# start of Records shown
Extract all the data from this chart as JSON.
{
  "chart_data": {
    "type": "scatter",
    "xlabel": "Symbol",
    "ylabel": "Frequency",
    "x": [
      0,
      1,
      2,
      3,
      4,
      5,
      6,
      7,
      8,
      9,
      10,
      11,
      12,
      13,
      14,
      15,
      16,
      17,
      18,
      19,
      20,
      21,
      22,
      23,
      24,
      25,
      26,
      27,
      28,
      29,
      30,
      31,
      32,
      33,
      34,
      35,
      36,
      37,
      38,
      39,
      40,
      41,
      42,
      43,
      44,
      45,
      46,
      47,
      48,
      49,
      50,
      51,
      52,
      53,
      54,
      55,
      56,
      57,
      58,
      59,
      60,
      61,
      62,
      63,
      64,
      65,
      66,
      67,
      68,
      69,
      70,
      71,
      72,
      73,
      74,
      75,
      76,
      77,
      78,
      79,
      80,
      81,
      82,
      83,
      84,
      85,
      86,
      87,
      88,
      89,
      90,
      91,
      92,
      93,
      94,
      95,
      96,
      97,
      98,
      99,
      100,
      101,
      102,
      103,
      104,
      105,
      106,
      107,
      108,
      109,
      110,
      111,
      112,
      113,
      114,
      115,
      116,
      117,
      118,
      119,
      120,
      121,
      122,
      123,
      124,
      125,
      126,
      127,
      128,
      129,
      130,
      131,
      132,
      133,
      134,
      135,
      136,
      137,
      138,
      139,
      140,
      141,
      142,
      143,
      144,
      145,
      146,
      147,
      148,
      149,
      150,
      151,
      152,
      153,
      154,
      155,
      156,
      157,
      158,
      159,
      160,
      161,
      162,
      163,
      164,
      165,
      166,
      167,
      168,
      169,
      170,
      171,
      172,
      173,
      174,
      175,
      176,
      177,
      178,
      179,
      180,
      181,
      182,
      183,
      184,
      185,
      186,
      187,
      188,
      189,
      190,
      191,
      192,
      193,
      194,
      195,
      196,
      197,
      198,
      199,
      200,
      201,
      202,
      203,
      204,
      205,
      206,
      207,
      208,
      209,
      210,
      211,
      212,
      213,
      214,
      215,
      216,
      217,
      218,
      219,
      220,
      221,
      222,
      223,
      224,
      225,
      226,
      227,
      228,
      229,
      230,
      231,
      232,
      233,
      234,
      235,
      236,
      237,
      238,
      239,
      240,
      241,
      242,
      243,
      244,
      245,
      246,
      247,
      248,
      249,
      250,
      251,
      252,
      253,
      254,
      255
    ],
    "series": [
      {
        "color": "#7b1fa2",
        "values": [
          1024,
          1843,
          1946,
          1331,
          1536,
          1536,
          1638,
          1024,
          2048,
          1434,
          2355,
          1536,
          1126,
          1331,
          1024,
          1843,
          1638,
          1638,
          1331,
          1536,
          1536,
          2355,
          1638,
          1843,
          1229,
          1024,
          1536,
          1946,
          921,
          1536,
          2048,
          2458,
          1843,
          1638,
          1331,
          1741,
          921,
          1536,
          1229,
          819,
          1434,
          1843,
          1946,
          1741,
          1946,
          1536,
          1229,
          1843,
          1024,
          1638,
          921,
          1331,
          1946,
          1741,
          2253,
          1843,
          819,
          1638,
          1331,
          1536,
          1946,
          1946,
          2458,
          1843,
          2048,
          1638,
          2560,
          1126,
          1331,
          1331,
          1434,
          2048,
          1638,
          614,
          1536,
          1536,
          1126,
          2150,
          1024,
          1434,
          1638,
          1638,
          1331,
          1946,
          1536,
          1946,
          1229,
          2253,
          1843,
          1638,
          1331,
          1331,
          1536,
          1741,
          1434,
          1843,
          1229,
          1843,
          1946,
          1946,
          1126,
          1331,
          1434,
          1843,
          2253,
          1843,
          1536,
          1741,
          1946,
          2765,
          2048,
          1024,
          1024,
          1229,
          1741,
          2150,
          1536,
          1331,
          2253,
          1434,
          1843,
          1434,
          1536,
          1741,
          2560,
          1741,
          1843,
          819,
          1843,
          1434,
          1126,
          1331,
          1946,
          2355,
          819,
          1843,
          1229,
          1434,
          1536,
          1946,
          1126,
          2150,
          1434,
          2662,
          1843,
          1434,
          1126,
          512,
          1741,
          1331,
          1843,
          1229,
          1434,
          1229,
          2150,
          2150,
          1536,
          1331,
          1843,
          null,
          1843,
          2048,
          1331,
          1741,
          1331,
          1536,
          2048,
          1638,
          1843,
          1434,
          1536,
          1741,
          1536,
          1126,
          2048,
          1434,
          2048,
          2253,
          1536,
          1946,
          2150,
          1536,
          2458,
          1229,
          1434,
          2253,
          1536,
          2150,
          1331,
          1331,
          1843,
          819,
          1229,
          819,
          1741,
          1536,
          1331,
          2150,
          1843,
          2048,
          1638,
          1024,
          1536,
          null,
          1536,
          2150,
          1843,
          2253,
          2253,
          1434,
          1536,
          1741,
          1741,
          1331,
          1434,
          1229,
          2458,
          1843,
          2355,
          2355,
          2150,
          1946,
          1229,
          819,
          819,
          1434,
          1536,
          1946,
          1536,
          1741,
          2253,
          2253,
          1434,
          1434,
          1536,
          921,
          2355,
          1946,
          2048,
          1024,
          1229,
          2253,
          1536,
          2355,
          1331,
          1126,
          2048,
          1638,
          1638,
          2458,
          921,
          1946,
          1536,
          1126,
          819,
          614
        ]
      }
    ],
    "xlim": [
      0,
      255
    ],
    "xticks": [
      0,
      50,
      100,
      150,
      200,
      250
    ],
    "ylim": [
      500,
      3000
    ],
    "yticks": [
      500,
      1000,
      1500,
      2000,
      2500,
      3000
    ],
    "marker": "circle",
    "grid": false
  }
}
# end of Records shown
-- Instruction --
Repeat every line of the records above exactly.

-- Answer to the problem --
Extract all the data from this chart as JSON.
{
  "chart_data": {
    "type": "scatter",
    "xlabel": "Symbol",
    "ylabel": "Frequency",
    "x": [
      0,
      1,
      2,
      3,
      4,
      5,
      6,
      7,
      8,
      9,
      10,
      11,
      12,
      13,
      14,
      15,
      16,
      17,
      18,
      19,
      20,
      21,
      22,
      23,
      24,
      25,
      26,
      27,
      28,
      29,
      30,
      31,
      32,
      33,
      34,
      35,
      36,
      37,
      38,
      39,
      40,
      41,
      42,
      43,
      44,
      45,
      46,
      47,
      48,
      49,
      50,
      51,
      52,
      53,
      54,
      55,
      56,
      57,
      58,
      59,
      60,
      61,
      62,
      63,
      64,
      65,
      66,
      67,
      68,
      69,
      70,
      71,
      72,
      73,
      74,
      75,
      76,
      77,
      78,
      79,
      80,
      81,
      82,
      83,
      84,
      85,
      86,
      87,
      88,
      89,
      90,
      91,
      92,
      93,
      94,
      95,
      96,
      97,
      98,
      99,
      100,
      101,
      102,
      103,
      104,
      105,
      106,
      107,
      108,
      109,
      110,
      111,
      112,
      113,
      114,
      115,
      116,
      117,
      118,
      119,
      120,
      121,
      122,
      123,
      124,
      125,
      126,
      127,
      128,
      129,
      130,
      131,
      132,
      133,
      134,
      135,
      136,
      137,
      138,
      139,
      140,
      141,
      142,
      143,
      144,
      145,
      146,
      147,
      148,
      149,
      150,
      151,
      152,
      153,
      154,
      155,
      156,
      157,
      158,
      159,
      160,
      161,
      162,
      163,
      164,
      165,
      166,
      167,
      168,
      169,
      170,
      171,
      172,
      173,
      174,
      175,
      176,
      177,
      178,
      179,
      180,
      181,
      182,
      183,
      184,
      185,
      186,
      187,
      188,
      189,
      190,
      191,
      192,
      193,
      194,
      195,
      196,
      197,
      198,
      199,
      200,
      201,
      202,
      203,
      204,
      205,
      206,
      207,
      208,
      209,
      210,
      211,
      212,
      213,
      214,
      215,
      216,
      217,
      218,
      219,
      220,
      221,
      222,
      223,
      224,
      225,
      226,
      227,
      228,
      229,
      230,
      231,
      232,
      233,
      234,
      235,
      236,
      237,
      238,
      239,
      240,
      241,
      242,
      243,
      244,
      245,
      246,
      247,
      248,
      249,
      250,
      251,
      252,
      253,
      254,
      255
    ],
    "series": [
      {
        "color": "#7b1fa2",
        "values": [
          1024,
          1843,
          1946,
          1331,
          1536,
          1536,
          1638,
          1024,
          2048,
          1434,
          2355,
          1536,
          1126,
          1331,
          1024,
          1843,
          1638,
          1638,
          1331,
          1536,
          1536,
          2355,
          1638,
          1843,
          1229,
          1024,
          1536,
          1946,
          921,
          1536,
          2048,
          2458,
          1843,
          1638,
          1331,
          1741,
          921,
          1536,
          1229,
          819,
          1434,
          1843,
          1946,
          1741,
          1946,
          1536,
          1229,
          1843,
          1024,
          1638,
          921,
          1331,
          1946,
          1741,
          2253,
          1843,
          819,
          1638,
          1331,
          1536,
          1946,
          1946,
          2458,
          1843,
          2048,
          1638,
          2560,
          1126,
          1331,
          1331,
          1434,
          2048,
          1638,
          614,
          1536,
          1536,
          1126,
          2150,
          1024,
          1434,
          1638,
          1638,
          1331,
          1946,
          1536,
          1946,
          1229,
          2253,
          1843,
          1638,
          1331,
          1331,
          1536,
          1741,
          1434,
          1843,
          1229,
          1843,
          1946,
          1946,
          1126,
          1331,
          1434,
          1843,
          2253,
          1843,
          1536,
          1741,
          1946,
          2765,
          2048,
          1024,
          1024,
          1229,
          1741,
          2150,
          1536,
          1331,
          2253,
          1434,
          1843,
          1434,
          1536,
          1741,
          2560,
          1741,
          1843,
          819,
          1843,
          1434,
          1126,
          1331,
          1946,
          2355,
          819,
          1843,
          1229,
          1434,
          1536,
          1946,
          1126,
          2150,
          1434,
          2662,
          1843,
          1434,
          1126,
          512,
          1741,
          1331,
          1843,
          1229,
          1434,
          1229,
          2150,
          2150,
          1536,
          1331,
          1843,
          null,
          1843,
          2048,
          1331,
          1741,
          1331,
          1536,
          2048,
          1638,
          1843,
          1434,
          1536,
          1741,
          1536,
          1126,
          2048,
          1434,
          2048,
          2253,
          1536,
          1946,
          2150,
          1536,
          2458,
          1229,
          1434,
          2253,
          1536,
          2150,
          1331,
          1331,
          1843,
          819,
          1229,
          819,
          1741,
          1536,
          1331,
          2150,
          1843,
          2048,
          1638,
          1024,
          1536,
          null,
          1536,
          2150,
          1843,
          2253,
          2253,
          1434,
          1536,
          1741,
          1741,
          1331,
          1434,
          1229,
          2458,
          1843,
          2355,
          2355,
          2150,
          1946,
          1229,
          819,
          819,
          1434,
          1536,
          1946,
          1536,
          1741,
          2253,
          2253,
          1434,
          1434,
          1536,
          921,
          2355,
          1946,
          2048,
          1024,
          1229,
          2253,
          1536,
          2355,
          1331,
          1126,
          2048,
          1638,
          1638,
          2458,
          921,
          1946,
          1536,
          1126,
          819,
          614
        ]
      }
    ],
    "xlim": [
      0,
      255
    ],
    "xticks": [
      0,
      50,
      100,
      150,
      200,
      250
    ],
    "ylim": [
      500,
      3000
    ],
    "yticks": [
      500,
      1000,
      1500,
      2000,
      2500,
      3000
    ],
    "marker": "circle",
    "grid": false
  }
}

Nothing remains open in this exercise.